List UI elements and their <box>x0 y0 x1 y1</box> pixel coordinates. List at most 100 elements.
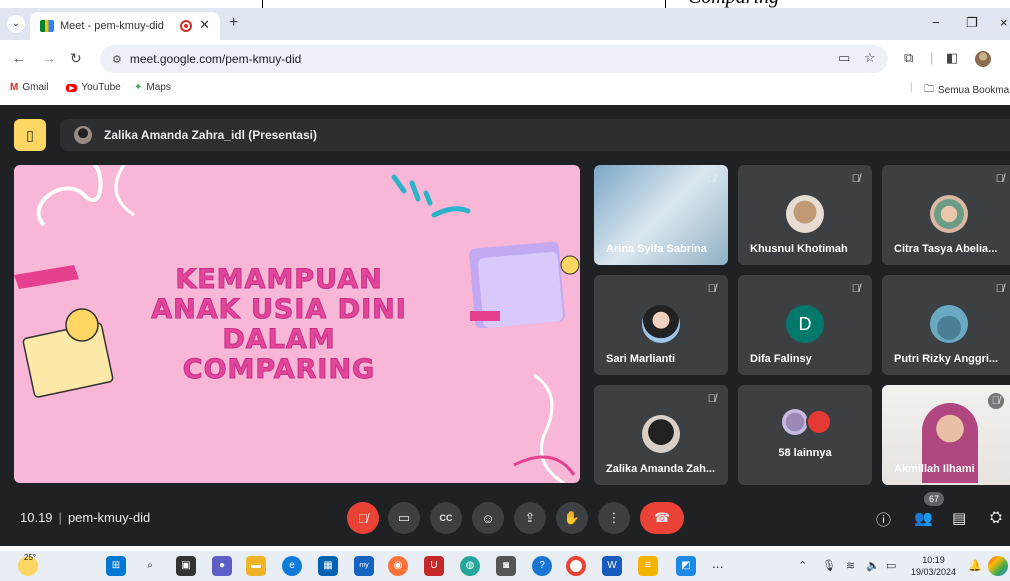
participant-name: Arina Syifa Sabrina <box>606 243 707 255</box>
all-bookmarks[interactable]: 🗀 Semua Bookma <box>924 82 1009 99</box>
notification-bell-icon[interactable]: 🔔 <box>968 559 982 572</box>
start-icon[interactable]: ⊞ <box>106 556 126 576</box>
participant-tile[interactable]: 🎙̸ D Difa Falinsy <box>738 275 872 375</box>
participant-tile[interactable]: 🎙̸ Sari Marlianti <box>594 275 728 375</box>
people-count-badge: 67 <box>924 492 944 506</box>
taskbar-clock[interactable]: 10:19 19/03/2024 <box>911 554 956 578</box>
site-info-icon[interactable]: ⚙ <box>112 53 122 66</box>
url-text: meet.google.com/pem-kmuy-did <box>129 52 302 66</box>
profile-avatar[interactable] <box>975 51 991 67</box>
chat-icon[interactable]: ▤ <box>952 509 966 527</box>
activities-icon[interactable]: ⛭ <box>990 509 1002 526</box>
leave-call-button[interactable]: ☎ <box>640 502 684 534</box>
task-view-icon[interactable]: ▣ <box>176 556 196 576</box>
chrome-icon[interactable] <box>566 556 586 576</box>
bookmark-star-icon[interactable]: ☆ <box>864 50 876 66</box>
extensions-icon[interactable]: ⧉ <box>904 50 913 66</box>
tray-chevron-icon[interactable]: ⌃ <box>798 559 807 572</box>
mic-muted-icon: 🎙̸ <box>987 393 1004 409</box>
more-participants-tile[interactable]: 58 lainnya <box>738 385 872 485</box>
participant-initial: D <box>786 305 824 343</box>
present-button[interactable]: ⇪ <box>514 502 546 534</box>
meeting-info-icon[interactable]: ⓘ <box>876 509 891 530</box>
others-count-label: 58 lainnya <box>778 447 832 459</box>
forward-icon[interactable]: → <box>42 50 56 66</box>
word-icon[interactable]: W <box>602 556 622 576</box>
battery-icon[interactable]: ▭ <box>886 559 896 572</box>
bookmark-label: YouTube <box>81 82 121 93</box>
copilot-icon[interactable] <box>988 556 1008 576</box>
camera-app-icon[interactable]: ◙ <box>496 556 516 576</box>
app-icon[interactable]: ◍ <box>460 556 480 576</box>
security-icon[interactable]: U <box>424 556 444 576</box>
reactions-button[interactable]: ☺ <box>472 502 504 534</box>
firefox-icon[interactable]: ◉ <box>388 556 408 576</box>
participant-tile[interactable]: 🎙̸ Arina Syifa Sabrina <box>594 165 728 265</box>
photos-icon[interactable]: ◩ <box>676 556 696 576</box>
restore-button[interactable]: ❐ <box>966 15 978 31</box>
bookmark-label: Gmail <box>22 82 49 93</box>
bookmark-label: Maps <box>146 82 171 93</box>
tab-search-button[interactable]: ⌄ <box>7 15 25 33</box>
participant-name: Citra Tasya Abelia... <box>894 243 998 255</box>
more-options-button[interactable]: ⋮ <box>598 502 630 534</box>
participant-tile[interactable]: 🎙̸ Akmillah Ilhami <box>882 385 1010 485</box>
participant-name: Putri Rizky Anggri... <box>894 353 999 365</box>
meeting-code: pem-kmuy-did <box>67 510 151 525</box>
file-explorer-icon[interactable]: ▬ <box>246 556 266 576</box>
participant-tile[interactable]: 🎙̸ Zalika Amanda Zah... <box>594 385 728 485</box>
bookmark-youtube[interactable]: ▶ YouTube <box>66 82 121 93</box>
mic-muted-icon: 🎙̸ <box>707 393 716 405</box>
participant-tile[interactable]: 🎙̸ Putri Rizky Anggri... <box>882 275 1010 375</box>
volume-icon[interactable]: 🔈 <box>866 559 880 572</box>
search-icon[interactable]: ⌕ <box>140 556 160 576</box>
bookmarks-bar: M Gmail ▶ YouTube ✦ Maps | 🗀 Semua Bookma <box>0 78 1010 100</box>
mic-muted-icon: 🎙̸ <box>707 283 716 295</box>
mic-tray-icon[interactable]: 🎙 <box>822 559 836 572</box>
camera-icon[interactable]: ▭ <box>838 50 850 66</box>
back-icon[interactable]: ← <box>12 50 26 66</box>
bookmark-maps[interactable]: ✦ Maps <box>134 82 171 93</box>
recording-icon <box>180 20 192 32</box>
clock-date: 19/03/2024 <box>911 567 957 577</box>
mic-toggle-button[interactable]: 🎙̸ <box>347 502 379 534</box>
help-icon[interactable]: ? <box>532 556 552 576</box>
browser-tab[interactable]: Meet - pem-kmuy-did ✕ <box>30 12 220 40</box>
participant-name: Khusnul Khotimah <box>750 243 848 255</box>
edge-icon[interactable]: e <box>282 556 302 576</box>
presenter-avatar <box>74 126 92 144</box>
overflow-icon[interactable]: ... <box>712 555 724 571</box>
store-icon[interactable]: ▦ <box>318 556 338 576</box>
people-icon[interactable]: 👥 <box>914 509 933 527</box>
wifi-icon[interactable]: ≋ <box>846 559 855 572</box>
participant-avatar <box>782 409 808 435</box>
minimize-button[interactable]: − <box>932 15 940 30</box>
windows-taskbar: 25° ⊞ ⌕ ▣ ● ▬ e ▦ my ◉ U ◍ ◙ ? W ≡ ◩ ...… <box>0 551 1010 581</box>
reload-icon[interactable]: ↻ <box>70 50 82 67</box>
notepad-icon[interactable]: ≡ <box>638 556 658 576</box>
participant-avatar <box>642 305 680 343</box>
maps-icon: ✦ <box>134 82 143 93</box>
participant-tile[interactable]: 🎙̸ Citra Tasya Abelia... <box>882 165 1010 265</box>
clock-separator: | <box>58 510 62 525</box>
document-strip: Comparing <box>0 0 1010 8</box>
tab-close-icon[interactable]: ✕ <box>199 17 210 33</box>
youtube-icon: ▶ <box>66 83 78 92</box>
participant-tile[interactable]: 🎙̸ Khusnul Khotimah <box>738 165 872 265</box>
close-button[interactable]: × <box>1000 15 1008 30</box>
side-panel-icon[interactable]: ◧ <box>946 50 958 66</box>
new-tab-button[interactable]: + <box>229 14 238 32</box>
raise-hand-button[interactable]: ✋ <box>556 502 588 534</box>
app-icon[interactable]: my <box>354 556 374 576</box>
bookmark-gmail[interactable]: M Gmail <box>10 82 48 93</box>
camera-toggle-button[interactable]: ▭ <box>388 502 420 534</box>
presentation-icon[interactable]: ▯ <box>14 119 46 151</box>
folder-icon: 🗀 <box>924 84 934 95</box>
browser-toolbar: ← → ↻ ⚙ meet.google.com/pem-kmuy-did ▭ ☆… <box>0 40 1010 78</box>
chat-app-icon[interactable]: ● <box>212 556 232 576</box>
browser-tab-bar: ⌄ Meet - pem-kmuy-did ✕ + − ❐ × <box>0 8 1010 40</box>
captions-button[interactable]: CC <box>430 502 462 534</box>
meeting-clock: 10.19 | pem-kmuy-did <box>20 510 150 525</box>
presenter-label: Zalika Amanda Zahra_idl (Presentasi) <box>104 128 317 142</box>
address-bar[interactable]: ⚙ meet.google.com/pem-kmuy-did ▭ ☆ <box>100 45 888 73</box>
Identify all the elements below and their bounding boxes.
************
Written task
Please reproduce the material above with every "lainnya" changed to "others" and everything else left as it is, leaving out the pictures.

Solution for this exercise
List UI elements and their <box>x0 y0 x1 y1</box> pixel coordinates. List at most 100 elements.
participant-name: Arina Syifa Sabrina <box>606 243 707 255</box>
all-bookmarks[interactable]: 🗀 Semua Bookma <box>924 82 1009 99</box>
notification-bell-icon[interactable]: 🔔 <box>968 559 982 572</box>
start-icon[interactable]: ⊞ <box>106 556 126 576</box>
participant-tile[interactable]: 🎙̸ D Difa Falinsy <box>738 275 872 375</box>
participant-tile[interactable]: 🎙̸ Sari Marlianti <box>594 275 728 375</box>
people-count-badge: 67 <box>924 492 944 506</box>
taskbar-clock[interactable]: 10:19 19/03/2024 <box>911 554 956 578</box>
site-info-icon[interactable]: ⚙ <box>112 53 122 66</box>
url-text: meet.google.com/pem-kmuy-did <box>129 52 302 66</box>
profile-avatar[interactable] <box>975 51 991 67</box>
chat-icon[interactable]: ▤ <box>952 509 966 527</box>
activities-icon[interactable]: ⛭ <box>990 509 1002 526</box>
leave-call-button[interactable]: ☎ <box>640 502 684 534</box>
task-view-icon[interactable]: ▣ <box>176 556 196 576</box>
chrome-icon[interactable] <box>566 556 586 576</box>
bookmark-star-icon[interactable]: ☆ <box>864 50 876 66</box>
extensions-icon[interactable]: ⧉ <box>904 50 913 66</box>
tray-chevron-icon[interactable]: ⌃ <box>798 559 807 572</box>
mic-muted-icon: 🎙̸ <box>987 393 1004 409</box>
more-participants-tile[interactable]: 58 others <box>738 385 872 485</box>
participant-initial: D <box>786 305 824 343</box>
present-button[interactable]: ⇪ <box>514 502 546 534</box>
meeting-info-icon[interactable]: ⓘ <box>876 509 891 530</box>
others-count-label: 58 others <box>778 447 832 459</box>
forward-icon[interactable]: → <box>42 50 56 66</box>
word-icon[interactable]: W <box>602 556 622 576</box>
battery-icon[interactable]: ▭ <box>886 559 896 572</box>
bookmark-label: YouTube <box>81 82 121 93</box>
copilot-icon[interactable] <box>988 556 1008 576</box>
camera-app-icon[interactable]: ◙ <box>496 556 516 576</box>
app-icon[interactable]: ◍ <box>460 556 480 576</box>
security-icon[interactable]: U <box>424 556 444 576</box>
reactions-button[interactable]: ☺ <box>472 502 504 534</box>
firefox-icon[interactable]: ◉ <box>388 556 408 576</box>
participant-tile[interactable]: 🎙̸ Arina Syifa Sabrina <box>594 165 728 265</box>
photos-icon[interactable]: ◩ <box>676 556 696 576</box>
restore-button[interactable]: ❐ <box>966 15 978 31</box>
bookmark-label: Gmail <box>22 82 49 93</box>
bookmark-label: Maps <box>146 82 171 93</box>
tab-search-button[interactable]: ⌄ <box>7 15 25 33</box>
participant-name: Citra Tasya Abelia... <box>894 243 998 255</box>
more-options-button[interactable]: ⋮ <box>598 502 630 534</box>
participant-tile[interactable]: 🎙̸ Akmillah Ilhami <box>882 385 1010 485</box>
participant-name: Putri Rizky Anggri... <box>894 353 999 365</box>
meeting-code: pem-kmuy-did <box>67 510 151 525</box>
file-explorer-icon[interactable]: ▬ <box>246 556 266 576</box>
participant-tile[interactable]: 🎙̸ Zalika Amanda Zah... <box>594 385 728 485</box>
bookmark-youtube[interactable]: ▶ YouTube <box>66 82 121 93</box>
mic-muted-icon: 🎙̸ <box>707 393 716 405</box>
participant-tile[interactable]: 🎙̸ Putri Rizky Anggri... <box>882 275 1010 375</box>
volume-icon[interactable]: 🔈 <box>866 559 880 572</box>
search-icon[interactable]: ⌕ <box>140 556 160 576</box>
bookmarks-bar: M Gmail ▶ YouTube ✦ Maps | 🗀 Semua Bookma <box>0 78 1010 100</box>
mic-muted-icon: 🎙̸ <box>707 283 716 295</box>
mic-tray-icon[interactable]: 🎙 <box>822 559 836 572</box>
camera-icon[interactable]: ▭ <box>838 50 850 66</box>
back-icon[interactable]: ← <box>12 50 26 66</box>
bookmark-maps[interactable]: ✦ Maps <box>134 82 171 93</box>
recording-icon <box>180 20 192 32</box>
clock-date: 19/03/2024 <box>911 567 957 577</box>
mic-toggle-button[interactable]: 🎙̸ <box>347 502 379 534</box>
help-icon[interactable]: ? <box>532 556 552 576</box>
browser-tab[interactable]: Meet - pem-kmuy-did ✕ <box>30 12 220 40</box>
participant-name: Khusnul Khotimah <box>750 243 848 255</box>
edge-icon[interactable]: e <box>282 556 302 576</box>
presenter-avatar <box>74 126 92 144</box>
overflow-icon[interactable]: ... <box>712 555 724 571</box>
store-icon[interactable]: ▦ <box>318 556 338 576</box>
people-icon[interactable]: 👥 <box>914 509 933 527</box>
wifi-icon[interactable]: ≋ <box>846 559 855 572</box>
participant-avatar <box>782 409 808 435</box>
minimize-button[interactable]: − <box>932 15 940 30</box>
windows-taskbar: 25° ⊞ ⌕ ▣ ● ▬ e ▦ my ◉ U ◍ ◙ ? W ≡ ◩ ...… <box>0 551 1010 581</box>
reload-icon[interactable]: ↻ <box>70 50 82 67</box>
notepad-icon[interactable]: ≡ <box>638 556 658 576</box>
participant-avatar <box>642 305 680 343</box>
maps-icon: ✦ <box>134 82 143 93</box>
participant-tile[interactable]: 🎙̸ Citra Tasya Abelia... <box>882 165 1010 265</box>
clock-separator: | <box>58 510 62 525</box>
document-strip: Comparing <box>0 0 1010 8</box>
tab-close-icon[interactable]: ✕ <box>199 17 210 33</box>
youtube-icon: ▶ <box>66 83 78 92</box>
participant-tile[interactable]: 🎙̸ Khusnul Khotimah <box>738 165 872 265</box>
close-button[interactable]: × <box>1000 15 1008 30</box>
side-panel-icon[interactable]: ◧ <box>946 50 958 66</box>
new-tab-button[interactable]: + <box>229 14 238 32</box>
raise-hand-button[interactable]: ✋ <box>556 502 588 534</box>
app-icon[interactable]: my <box>354 556 374 576</box>
bookmark-gmail[interactable]: M Gmail <box>10 82 48 93</box>
camera-toggle-button[interactable]: ▭ <box>388 502 420 534</box>
presentation-icon[interactable]: ▯ <box>14 119 46 151</box>
folder-icon: 🗀 <box>924 84 934 95</box>
browser-toolbar: ← → ↻ ⚙ meet.google.com/pem-kmuy-did ▭ ☆… <box>0 40 1010 78</box>
chat-app-icon[interactable]: ● <box>212 556 232 576</box>
browser-tab-bar: ⌄ Meet - pem-kmuy-did ✕ + − ❐ × <box>0 8 1010 40</box>
captions-button[interactable]: CC <box>430 502 462 534</box>
meeting-clock: 10.19 | pem-kmuy-did <box>20 510 150 525</box>
presenter-label: Zalika Amanda Zahra_idl (Presentasi) <box>104 128 317 142</box>
address-bar[interactable]: ⚙ meet.google.com/pem-kmuy-did ▭ ☆ <box>100 45 888 73</box>
Identify all the elements below and their bounding boxes.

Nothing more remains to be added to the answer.